▶ [WORK TO BE COMPLETED]
Records follow. Select each line holding "Surveying".

▶ [DATA SUPPLIED]
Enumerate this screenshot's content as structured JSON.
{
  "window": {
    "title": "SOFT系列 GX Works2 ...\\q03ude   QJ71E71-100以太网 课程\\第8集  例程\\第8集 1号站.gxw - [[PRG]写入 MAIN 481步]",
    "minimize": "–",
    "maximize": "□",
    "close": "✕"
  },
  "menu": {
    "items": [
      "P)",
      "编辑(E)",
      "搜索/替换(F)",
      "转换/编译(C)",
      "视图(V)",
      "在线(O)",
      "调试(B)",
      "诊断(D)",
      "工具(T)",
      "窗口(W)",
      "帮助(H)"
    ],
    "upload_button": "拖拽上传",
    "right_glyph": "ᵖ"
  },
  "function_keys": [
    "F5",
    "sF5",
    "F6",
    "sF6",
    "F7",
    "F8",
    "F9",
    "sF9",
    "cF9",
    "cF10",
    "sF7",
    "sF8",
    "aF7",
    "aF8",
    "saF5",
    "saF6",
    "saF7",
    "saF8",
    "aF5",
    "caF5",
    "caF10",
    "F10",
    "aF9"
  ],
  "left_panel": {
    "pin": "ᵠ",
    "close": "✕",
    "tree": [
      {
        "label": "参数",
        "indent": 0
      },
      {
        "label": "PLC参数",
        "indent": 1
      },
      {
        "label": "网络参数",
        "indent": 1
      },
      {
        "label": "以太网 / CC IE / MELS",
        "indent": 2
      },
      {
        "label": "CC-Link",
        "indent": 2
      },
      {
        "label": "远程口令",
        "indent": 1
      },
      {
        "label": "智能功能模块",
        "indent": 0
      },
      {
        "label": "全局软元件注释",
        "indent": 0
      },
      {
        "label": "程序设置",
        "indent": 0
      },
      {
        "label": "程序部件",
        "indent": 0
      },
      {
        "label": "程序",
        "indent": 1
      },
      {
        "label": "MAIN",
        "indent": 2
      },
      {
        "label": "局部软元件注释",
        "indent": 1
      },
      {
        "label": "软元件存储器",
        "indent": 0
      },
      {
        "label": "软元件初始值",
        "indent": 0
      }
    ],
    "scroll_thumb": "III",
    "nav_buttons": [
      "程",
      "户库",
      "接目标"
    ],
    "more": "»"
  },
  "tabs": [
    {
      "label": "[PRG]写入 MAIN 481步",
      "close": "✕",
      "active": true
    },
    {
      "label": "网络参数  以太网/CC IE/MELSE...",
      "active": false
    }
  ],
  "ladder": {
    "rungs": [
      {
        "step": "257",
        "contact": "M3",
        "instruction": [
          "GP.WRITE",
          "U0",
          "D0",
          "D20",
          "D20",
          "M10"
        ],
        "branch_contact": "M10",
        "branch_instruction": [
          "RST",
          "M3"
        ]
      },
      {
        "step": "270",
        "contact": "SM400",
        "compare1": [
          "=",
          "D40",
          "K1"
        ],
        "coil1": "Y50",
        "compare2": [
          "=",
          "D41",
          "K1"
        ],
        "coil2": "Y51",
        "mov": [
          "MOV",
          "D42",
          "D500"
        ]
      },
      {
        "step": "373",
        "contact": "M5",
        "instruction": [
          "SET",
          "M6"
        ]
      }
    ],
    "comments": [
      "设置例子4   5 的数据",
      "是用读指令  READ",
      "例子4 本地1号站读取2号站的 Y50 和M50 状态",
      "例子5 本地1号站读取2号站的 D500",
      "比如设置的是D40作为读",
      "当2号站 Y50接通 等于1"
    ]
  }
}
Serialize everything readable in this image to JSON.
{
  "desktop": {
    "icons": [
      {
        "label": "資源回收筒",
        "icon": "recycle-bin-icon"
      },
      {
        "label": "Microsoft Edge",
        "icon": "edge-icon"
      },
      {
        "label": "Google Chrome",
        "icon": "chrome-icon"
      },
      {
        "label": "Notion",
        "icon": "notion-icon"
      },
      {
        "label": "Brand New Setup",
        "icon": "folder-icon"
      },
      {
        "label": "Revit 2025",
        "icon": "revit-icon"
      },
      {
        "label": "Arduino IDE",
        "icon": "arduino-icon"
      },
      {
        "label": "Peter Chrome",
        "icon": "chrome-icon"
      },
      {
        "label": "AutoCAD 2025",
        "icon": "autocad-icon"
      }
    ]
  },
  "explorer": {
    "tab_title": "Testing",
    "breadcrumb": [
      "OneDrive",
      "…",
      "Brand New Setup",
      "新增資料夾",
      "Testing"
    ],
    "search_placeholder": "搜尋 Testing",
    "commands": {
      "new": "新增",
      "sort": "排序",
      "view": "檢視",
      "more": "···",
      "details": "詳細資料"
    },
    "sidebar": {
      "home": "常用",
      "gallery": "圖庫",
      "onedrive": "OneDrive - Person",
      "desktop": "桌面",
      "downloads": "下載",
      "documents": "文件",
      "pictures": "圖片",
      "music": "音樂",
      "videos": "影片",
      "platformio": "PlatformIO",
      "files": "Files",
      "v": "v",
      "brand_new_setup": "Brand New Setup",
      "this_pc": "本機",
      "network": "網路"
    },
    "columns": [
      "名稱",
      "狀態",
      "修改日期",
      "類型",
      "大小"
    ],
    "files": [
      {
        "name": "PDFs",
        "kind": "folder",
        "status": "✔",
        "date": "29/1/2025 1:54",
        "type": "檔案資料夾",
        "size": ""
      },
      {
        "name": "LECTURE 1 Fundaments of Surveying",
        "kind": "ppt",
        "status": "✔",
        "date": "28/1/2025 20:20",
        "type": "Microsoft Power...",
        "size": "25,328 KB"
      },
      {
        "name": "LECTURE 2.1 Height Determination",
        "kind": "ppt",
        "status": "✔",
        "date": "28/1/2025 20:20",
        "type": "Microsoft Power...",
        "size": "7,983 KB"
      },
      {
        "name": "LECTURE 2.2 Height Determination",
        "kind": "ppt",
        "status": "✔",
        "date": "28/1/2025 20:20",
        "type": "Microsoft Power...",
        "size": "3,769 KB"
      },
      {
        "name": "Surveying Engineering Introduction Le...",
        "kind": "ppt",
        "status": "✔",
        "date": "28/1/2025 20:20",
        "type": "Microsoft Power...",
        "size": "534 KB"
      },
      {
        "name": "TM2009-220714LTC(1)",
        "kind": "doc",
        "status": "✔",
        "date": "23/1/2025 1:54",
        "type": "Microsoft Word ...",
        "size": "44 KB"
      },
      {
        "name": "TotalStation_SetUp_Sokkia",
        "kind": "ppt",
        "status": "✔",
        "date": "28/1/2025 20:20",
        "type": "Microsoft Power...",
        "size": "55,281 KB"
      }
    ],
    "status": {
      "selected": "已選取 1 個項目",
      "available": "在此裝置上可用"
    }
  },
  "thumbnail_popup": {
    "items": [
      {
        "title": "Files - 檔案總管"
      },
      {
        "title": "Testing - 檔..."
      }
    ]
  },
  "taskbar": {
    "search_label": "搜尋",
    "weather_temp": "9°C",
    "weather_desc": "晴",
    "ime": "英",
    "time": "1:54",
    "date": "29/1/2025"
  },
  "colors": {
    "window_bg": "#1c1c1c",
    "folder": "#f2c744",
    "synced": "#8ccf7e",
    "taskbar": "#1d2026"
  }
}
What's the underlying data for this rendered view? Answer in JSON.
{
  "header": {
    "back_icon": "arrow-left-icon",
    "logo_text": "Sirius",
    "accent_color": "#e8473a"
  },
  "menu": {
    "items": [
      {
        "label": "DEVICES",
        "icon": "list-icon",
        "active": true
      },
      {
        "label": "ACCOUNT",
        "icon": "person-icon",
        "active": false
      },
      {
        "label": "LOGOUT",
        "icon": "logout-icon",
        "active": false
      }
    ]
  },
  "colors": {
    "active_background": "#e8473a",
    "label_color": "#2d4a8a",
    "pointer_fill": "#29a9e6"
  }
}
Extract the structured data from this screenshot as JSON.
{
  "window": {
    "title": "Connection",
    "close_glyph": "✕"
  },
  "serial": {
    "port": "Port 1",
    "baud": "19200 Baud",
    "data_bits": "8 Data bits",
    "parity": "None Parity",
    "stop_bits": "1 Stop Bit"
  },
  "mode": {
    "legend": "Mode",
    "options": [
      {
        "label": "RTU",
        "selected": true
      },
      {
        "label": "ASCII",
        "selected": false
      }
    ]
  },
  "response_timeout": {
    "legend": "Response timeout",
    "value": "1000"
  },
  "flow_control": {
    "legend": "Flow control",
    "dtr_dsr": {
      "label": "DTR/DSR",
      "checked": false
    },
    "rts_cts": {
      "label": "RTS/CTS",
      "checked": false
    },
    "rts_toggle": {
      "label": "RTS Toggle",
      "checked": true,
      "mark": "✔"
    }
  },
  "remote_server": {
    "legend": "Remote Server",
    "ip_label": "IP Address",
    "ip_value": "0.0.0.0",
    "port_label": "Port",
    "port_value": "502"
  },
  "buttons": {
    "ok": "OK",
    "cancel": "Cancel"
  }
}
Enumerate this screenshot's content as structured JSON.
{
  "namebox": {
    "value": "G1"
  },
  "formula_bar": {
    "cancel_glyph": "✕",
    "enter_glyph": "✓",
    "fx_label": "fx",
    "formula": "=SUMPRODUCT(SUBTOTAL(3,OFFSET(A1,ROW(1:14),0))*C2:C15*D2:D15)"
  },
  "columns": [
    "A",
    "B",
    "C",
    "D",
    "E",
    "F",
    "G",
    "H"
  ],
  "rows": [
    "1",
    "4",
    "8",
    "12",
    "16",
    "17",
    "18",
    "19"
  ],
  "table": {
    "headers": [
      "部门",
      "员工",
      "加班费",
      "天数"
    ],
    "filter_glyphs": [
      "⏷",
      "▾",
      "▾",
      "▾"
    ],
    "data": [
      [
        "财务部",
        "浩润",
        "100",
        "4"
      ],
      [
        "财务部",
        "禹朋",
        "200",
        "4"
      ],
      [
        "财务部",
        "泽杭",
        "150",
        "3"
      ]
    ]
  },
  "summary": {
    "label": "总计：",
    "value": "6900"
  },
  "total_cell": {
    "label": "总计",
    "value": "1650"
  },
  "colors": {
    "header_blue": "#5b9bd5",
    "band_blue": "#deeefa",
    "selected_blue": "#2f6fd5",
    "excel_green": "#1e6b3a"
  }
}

▶ [ANSWER FOR THIS EXERCISE]
        "name": "LECTURE 1 Fundaments of Surveying",
        "name": "Surveying Engineering Introduction Le...",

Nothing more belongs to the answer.